··· SUPPLIED DATA

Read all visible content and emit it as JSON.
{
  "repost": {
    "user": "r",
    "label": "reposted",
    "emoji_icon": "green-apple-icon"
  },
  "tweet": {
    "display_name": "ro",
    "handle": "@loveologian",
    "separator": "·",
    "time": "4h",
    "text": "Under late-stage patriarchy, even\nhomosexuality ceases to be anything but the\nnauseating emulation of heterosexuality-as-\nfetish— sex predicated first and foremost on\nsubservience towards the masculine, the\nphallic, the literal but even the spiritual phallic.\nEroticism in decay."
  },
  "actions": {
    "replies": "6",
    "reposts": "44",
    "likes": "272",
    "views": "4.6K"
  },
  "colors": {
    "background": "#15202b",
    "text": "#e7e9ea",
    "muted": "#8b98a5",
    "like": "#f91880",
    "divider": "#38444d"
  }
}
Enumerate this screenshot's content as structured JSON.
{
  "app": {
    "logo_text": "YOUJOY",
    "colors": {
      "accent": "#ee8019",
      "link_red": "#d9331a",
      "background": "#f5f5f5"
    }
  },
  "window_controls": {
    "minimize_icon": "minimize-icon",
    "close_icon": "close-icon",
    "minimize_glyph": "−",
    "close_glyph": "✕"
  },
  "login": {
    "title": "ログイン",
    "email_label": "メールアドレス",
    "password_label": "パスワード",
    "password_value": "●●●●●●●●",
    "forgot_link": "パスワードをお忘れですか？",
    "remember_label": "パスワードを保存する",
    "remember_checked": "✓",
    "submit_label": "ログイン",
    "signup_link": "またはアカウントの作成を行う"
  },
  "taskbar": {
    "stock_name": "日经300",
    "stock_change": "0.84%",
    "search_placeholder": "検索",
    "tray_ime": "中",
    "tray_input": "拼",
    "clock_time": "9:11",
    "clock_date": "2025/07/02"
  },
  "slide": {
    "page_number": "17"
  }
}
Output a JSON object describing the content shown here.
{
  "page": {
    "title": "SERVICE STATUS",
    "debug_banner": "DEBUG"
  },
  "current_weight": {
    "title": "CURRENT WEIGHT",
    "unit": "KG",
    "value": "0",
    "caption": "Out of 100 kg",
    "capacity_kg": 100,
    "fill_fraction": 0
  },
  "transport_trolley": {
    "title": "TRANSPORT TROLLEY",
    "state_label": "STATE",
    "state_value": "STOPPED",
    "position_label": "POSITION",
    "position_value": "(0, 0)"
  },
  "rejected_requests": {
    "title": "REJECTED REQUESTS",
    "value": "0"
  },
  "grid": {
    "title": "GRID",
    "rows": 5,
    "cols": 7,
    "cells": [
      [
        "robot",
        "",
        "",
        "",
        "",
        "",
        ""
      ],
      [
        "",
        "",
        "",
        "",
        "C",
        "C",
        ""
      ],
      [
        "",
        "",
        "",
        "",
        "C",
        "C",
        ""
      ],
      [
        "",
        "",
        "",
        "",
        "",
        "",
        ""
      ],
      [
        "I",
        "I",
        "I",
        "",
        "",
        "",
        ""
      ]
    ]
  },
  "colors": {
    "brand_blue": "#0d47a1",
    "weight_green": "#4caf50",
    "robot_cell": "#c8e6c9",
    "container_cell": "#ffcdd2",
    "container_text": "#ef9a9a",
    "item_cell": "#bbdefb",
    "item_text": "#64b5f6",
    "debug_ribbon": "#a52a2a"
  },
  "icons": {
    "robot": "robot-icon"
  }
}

······

■ **SET TASK**: Using the data above, return each line exactly as written.

■ **REPLY TO THE EXERCISE**:
Read all visible content and emit it as JSON.
{
  "repost": {
    "user": "r",
    "label": "reposted",
    "emoji_icon": "green-apple-icon"
  },
  "tweet": {
    "display_name": "ro",
    "handle": "@loveologian",
    "separator": "·",
    "time": "4h",
    "text": "Under late-stage patriarchy, even\nhomosexuality ceases to be anything but the\nnauseating emulation of heterosexuality-as-\nfetish— sex predicated first and foremost on\nsubservience towards the masculine, the\nphallic, the literal but even the spiritual phallic.\nEroticism in decay."
  },
  "actions": {
    "replies": "6",
    "reposts": "44",
    "likes": "272",
    "views": "4.6K"
  },
  "colors": {
    "background": "#15202b",
    "text": "#e7e9ea",
    "muted": "#8b98a5",
    "like": "#f91880",
    "divider": "#38444d"
  }
}
Enumerate this screenshot's content as structured JSON.
{
  "app": {
    "logo_text": "YOUJOY",
    "colors": {
      "accent": "#ee8019",
      "link_red": "#d9331a",
      "background": "#f5f5f5"
    }
  },
  "window_controls": {
    "minimize_icon": "minimize-icon",
    "close_icon": "close-icon",
    "minimize_glyph": "−",
    "close_glyph": "✕"
  },
  "login": {
    "title": "ログイン",
    "email_label": "メールアドレス",
    "password_label": "パスワード",
    "password_value": "●●●●●●●●",
    "forgot_link": "パスワードをお忘れですか？",
    "remember_label": "パスワードを保存する",
    "remember_checked": "✓",
    "submit_label": "ログイン",
    "signup_link": "またはアカウントの作成を行う"
  },
  "taskbar": {
    "stock_name": "日经300",
    "stock_change": "0.84%",
    "search_placeholder": "検索",
    "tray_ime": "中",
    "tray_input": "拼",
    "clock_time": "9:11",
    "clock_date": "2025/07/02"
  },
  "slide": {
    "page_number": "17"
  }
}
Output a JSON object describing the content shown here.
{
  "page": {
    "title": "SERVICE STATUS",
    "debug_banner": "DEBUG"
  },
  "current_weight": {
    "title": "CURRENT WEIGHT",
    "unit": "KG",
    "value": "0",
    "caption": "Out of 100 kg",
    "capacity_kg": 100,
    "fill_fraction": 0
  },
  "transport_trolley": {
    "title": "TRANSPORT TROLLEY",
    "state_label": "STATE",
    "state_value": "STOPPED",
    "position_label": "POSITION",
    "position_value": "(0, 0)"
  },
  "rejected_requests": {
    "title": "REJECTED REQUESTS",
    "value": "0"
  },
  "grid": {
    "title": "GRID",
    "rows": 5,
    "cols": 7,
    "cells": [
      [
        "robot",
        "",
        "",
        "",
        "",
        "",
        ""
      ],
      [
        "",
        "",
        "",
        "",
        "C",
        "C",
        ""
      ],
      [
        "",
        "",
        "",
        "",
        "C",
        "C",
        ""
      ],
      [
        "",
        "",
        "",
        "",
        "",
        "",
        ""
      ],
      [
        "I",
        "I",
        "I",
        "",
        "",
        "",
        ""
      ]
    ]
  },
  "colors": {
    "brand_blue": "#0d47a1",
    "weight_green": "#4caf50",
    "robot_cell": "#c8e6c9",
    "container_cell": "#ffcdd2",
    "container_text": "#ef9a9a",
    "item_cell": "#bbdefb",
    "item_text": "#64b5f6",
    "debug_ribbon": "#a52a2a"
  },
  "icons": {
    "robot": "robot-icon"
  }
}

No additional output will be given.